→ Do this: Pull every line containing "Вторичная" out of the material below.

→ Data shown:
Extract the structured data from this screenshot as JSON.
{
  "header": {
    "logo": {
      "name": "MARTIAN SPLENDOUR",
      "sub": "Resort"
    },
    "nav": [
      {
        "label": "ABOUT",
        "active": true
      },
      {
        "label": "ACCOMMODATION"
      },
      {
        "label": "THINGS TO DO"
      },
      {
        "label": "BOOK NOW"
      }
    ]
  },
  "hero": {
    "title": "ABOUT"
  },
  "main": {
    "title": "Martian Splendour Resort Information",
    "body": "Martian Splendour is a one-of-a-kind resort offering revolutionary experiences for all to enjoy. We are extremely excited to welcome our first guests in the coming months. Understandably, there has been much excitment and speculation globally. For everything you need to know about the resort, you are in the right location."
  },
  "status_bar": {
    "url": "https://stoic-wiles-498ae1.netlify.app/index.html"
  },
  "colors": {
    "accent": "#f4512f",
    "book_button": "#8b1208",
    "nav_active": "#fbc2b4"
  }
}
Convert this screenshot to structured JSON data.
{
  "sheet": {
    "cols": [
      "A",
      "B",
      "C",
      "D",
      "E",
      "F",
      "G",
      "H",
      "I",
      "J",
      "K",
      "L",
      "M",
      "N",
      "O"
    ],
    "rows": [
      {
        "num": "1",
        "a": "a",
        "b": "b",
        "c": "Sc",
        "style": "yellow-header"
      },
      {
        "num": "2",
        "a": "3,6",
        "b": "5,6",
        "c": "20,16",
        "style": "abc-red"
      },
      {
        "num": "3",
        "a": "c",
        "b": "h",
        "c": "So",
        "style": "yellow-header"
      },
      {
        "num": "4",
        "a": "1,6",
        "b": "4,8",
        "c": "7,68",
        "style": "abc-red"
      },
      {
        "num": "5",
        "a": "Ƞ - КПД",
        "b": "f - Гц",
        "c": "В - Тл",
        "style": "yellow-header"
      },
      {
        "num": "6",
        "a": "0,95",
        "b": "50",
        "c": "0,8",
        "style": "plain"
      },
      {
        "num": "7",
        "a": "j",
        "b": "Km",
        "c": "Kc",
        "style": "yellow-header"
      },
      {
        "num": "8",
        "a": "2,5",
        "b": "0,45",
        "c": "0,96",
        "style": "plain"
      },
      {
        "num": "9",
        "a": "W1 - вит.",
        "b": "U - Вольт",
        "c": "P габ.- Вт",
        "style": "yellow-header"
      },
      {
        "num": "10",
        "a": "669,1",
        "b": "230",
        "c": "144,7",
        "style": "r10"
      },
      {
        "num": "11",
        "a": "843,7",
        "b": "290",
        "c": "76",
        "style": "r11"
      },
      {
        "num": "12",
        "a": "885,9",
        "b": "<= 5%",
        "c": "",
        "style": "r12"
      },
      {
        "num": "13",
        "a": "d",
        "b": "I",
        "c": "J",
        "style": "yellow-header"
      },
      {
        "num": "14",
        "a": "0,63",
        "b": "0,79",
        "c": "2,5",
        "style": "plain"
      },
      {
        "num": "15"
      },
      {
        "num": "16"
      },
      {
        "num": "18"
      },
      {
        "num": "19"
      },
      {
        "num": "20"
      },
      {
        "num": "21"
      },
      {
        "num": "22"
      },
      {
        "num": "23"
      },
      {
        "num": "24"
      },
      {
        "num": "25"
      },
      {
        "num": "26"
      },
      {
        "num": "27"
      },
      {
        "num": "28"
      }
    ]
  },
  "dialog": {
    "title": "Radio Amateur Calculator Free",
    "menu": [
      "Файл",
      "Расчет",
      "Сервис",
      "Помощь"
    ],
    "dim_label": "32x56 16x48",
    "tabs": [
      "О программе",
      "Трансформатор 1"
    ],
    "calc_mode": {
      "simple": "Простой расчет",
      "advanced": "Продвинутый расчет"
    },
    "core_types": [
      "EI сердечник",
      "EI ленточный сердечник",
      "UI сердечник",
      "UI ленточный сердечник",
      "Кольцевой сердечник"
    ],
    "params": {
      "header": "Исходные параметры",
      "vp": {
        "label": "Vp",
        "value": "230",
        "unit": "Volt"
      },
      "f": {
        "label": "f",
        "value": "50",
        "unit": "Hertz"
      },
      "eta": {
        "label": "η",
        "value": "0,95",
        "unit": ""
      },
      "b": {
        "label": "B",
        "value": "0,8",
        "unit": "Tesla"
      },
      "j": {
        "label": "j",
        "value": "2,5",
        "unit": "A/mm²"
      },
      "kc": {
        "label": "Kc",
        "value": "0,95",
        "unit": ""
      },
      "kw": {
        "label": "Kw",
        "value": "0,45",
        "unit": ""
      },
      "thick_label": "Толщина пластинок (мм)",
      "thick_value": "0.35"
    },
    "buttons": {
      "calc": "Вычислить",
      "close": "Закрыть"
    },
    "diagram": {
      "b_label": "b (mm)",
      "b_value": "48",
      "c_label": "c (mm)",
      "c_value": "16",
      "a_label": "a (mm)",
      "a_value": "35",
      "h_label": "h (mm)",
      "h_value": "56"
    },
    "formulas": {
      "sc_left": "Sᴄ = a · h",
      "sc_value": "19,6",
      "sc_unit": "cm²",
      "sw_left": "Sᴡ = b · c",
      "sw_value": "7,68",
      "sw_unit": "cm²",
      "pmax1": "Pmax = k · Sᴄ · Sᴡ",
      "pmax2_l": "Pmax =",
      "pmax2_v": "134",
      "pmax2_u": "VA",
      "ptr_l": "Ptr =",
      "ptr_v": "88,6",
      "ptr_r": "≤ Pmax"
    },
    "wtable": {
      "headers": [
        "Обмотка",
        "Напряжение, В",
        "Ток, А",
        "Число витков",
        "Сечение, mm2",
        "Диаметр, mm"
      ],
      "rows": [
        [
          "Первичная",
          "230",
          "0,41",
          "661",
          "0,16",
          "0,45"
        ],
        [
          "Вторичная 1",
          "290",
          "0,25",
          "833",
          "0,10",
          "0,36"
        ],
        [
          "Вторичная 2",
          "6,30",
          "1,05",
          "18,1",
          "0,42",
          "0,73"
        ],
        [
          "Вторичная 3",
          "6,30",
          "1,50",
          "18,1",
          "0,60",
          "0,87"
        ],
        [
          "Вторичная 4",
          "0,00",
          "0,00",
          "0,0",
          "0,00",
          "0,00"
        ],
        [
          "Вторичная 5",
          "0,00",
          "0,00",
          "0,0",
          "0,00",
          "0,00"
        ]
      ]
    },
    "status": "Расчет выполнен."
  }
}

→ Response below:
          "Вторичная 1",
          "Вторичная 2",
          "Вторичная 3",
          "Вторичная 4",
          "Вторичная 5",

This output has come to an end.